◆ What you will do
a - Answer these questions from the abstract on CAN intrusion detection:
(i) Who defines and keeps secret the CAN message encodings of passenger vehicles?
(ii) At what level do the deep neural networks in this work predict CAN data?
(iii) For what kind of signals do the results suggest the method struggles?
b - Retype the lines of the listing from its first line through the line containing "bar-3[interactable]: [227, 176, 287, 340]", including both.

◆ Document excerpt
▬▬▬▬▬▬▬▬▬▬
Towards a CAN IDS based on a neural-network data field predictor
Modern vehicles contain a few controller area networks (CANs), which allow scores of on-board electronic control units (ECUs) to communicate messages critical to vehicle functions and driver safety. CAN provide a lightweight and reliable broadcast protocol but is bereft of security features. As evidenced by many recent research works, CAN exploits are possible both remotely and with direct access, fueling a growing CAN intrusion detection system (IDS) body of research. A challenge for pioneering vehicle-agnostic IDSs is that passenger vehicles’ CAN message encodings are proprietary, defined and held secret by original equipment manufacturers (OEMs). Targeting detection of next-generation attacks, in which messages are sent from the expected ECU at the expected time but with malicious content, researchers are now seeking to leverage “CAN data models”, which predict future CAN message contents and use prediction error to identify anomalous, hopefully malicious CAN messages. Yet, current works model CAN signals post-translation, i.e., after applying OEM-donated or reverse-engineered translations from raw data. In this work, we present initial IDS results testing deep neural networks used to predict CAN data at the bit level, thereby providing IDS capabilities but avoiding reverse engineering proprietary encodings. Our results suggest the method is promising for continuous signals in CAN data, but struggles for discrete, e.g., binary, signals.
▬▬▬▬▬▬▬▬▬▬
◆ A block of data
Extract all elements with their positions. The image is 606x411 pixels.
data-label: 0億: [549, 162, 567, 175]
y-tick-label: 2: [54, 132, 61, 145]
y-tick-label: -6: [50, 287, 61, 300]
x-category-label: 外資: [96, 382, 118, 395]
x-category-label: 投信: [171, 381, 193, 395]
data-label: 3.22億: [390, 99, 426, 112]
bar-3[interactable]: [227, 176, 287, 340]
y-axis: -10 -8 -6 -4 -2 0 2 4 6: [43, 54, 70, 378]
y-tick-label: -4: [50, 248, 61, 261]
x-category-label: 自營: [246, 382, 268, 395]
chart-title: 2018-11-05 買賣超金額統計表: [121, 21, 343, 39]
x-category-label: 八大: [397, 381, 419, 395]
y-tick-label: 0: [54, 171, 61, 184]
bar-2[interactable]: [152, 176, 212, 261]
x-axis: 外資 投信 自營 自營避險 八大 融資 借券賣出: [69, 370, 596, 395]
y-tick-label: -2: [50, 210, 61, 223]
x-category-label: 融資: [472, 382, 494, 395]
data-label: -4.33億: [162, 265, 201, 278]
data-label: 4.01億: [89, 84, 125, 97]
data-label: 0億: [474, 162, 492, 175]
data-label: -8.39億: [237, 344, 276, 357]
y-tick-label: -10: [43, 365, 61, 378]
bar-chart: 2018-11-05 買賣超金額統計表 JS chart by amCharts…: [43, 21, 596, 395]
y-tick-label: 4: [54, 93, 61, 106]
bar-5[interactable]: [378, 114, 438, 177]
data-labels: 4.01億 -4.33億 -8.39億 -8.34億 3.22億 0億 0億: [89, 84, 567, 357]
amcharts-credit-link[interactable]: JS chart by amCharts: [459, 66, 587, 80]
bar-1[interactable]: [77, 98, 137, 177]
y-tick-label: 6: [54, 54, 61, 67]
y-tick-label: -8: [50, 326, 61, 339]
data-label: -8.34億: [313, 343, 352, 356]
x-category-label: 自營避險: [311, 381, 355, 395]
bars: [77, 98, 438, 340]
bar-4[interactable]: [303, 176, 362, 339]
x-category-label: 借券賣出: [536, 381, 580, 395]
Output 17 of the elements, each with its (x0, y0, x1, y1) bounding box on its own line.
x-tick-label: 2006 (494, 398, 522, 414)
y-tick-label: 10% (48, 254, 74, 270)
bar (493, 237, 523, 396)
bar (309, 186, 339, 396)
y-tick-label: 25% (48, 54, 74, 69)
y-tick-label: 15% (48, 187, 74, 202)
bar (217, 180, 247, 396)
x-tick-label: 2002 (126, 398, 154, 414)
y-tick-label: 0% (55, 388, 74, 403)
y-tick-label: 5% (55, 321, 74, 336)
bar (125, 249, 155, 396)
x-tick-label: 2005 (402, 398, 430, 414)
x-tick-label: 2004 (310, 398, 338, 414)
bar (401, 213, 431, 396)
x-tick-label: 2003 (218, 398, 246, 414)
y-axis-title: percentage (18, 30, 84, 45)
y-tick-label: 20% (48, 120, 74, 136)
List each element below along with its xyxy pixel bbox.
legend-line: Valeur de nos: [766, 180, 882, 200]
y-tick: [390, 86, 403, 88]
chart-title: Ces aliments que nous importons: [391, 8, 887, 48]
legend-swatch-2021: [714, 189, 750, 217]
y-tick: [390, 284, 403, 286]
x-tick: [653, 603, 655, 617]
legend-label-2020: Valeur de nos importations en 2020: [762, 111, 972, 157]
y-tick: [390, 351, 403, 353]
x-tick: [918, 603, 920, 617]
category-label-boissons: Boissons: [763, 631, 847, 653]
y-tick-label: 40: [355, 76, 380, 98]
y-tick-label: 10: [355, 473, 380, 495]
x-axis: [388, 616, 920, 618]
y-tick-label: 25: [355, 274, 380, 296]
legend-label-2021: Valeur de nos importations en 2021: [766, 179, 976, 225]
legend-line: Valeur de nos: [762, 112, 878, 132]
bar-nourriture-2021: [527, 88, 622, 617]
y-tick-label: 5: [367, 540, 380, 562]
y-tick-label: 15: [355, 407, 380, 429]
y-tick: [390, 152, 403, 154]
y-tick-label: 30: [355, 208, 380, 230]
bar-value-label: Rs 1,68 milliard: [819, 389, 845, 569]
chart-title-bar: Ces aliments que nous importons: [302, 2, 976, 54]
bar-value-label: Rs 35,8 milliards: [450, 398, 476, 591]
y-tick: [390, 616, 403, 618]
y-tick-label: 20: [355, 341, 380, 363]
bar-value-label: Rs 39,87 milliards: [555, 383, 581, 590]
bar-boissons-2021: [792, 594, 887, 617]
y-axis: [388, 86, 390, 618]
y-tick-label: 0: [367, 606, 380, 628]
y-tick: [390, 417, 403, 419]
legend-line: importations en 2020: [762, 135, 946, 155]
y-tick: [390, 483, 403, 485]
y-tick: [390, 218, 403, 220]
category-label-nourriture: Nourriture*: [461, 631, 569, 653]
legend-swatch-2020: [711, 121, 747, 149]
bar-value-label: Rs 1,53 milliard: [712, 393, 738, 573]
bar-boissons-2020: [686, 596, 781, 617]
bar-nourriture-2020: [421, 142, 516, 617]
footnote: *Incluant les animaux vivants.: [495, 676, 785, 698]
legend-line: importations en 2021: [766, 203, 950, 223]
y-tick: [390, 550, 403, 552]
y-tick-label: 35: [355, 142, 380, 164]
▬▬▬▬▬▬▬▬▬▬
◆ Answers to the tasks
a -
(i) Original equipment manufacturers (OEMs).
(ii) The bit level.
(iii) Discrete signals, such as binary ones.

b -
Extract all elements with their positions. The image is 606x411 pixels.
data-label: 0億: [549, 162, 567, 175]
y-tick-label: 2: [54, 132, 61, 145]
y-tick-label: -6: [50, 287, 61, 300]
x-category-label: 外資: [96, 382, 118, 395]
x-category-label: 投信: [171, 381, 193, 395]
data-label: 3.22億: [390, 99, 426, 112]
bar-3[interactable]: [227, 176, 287, 340]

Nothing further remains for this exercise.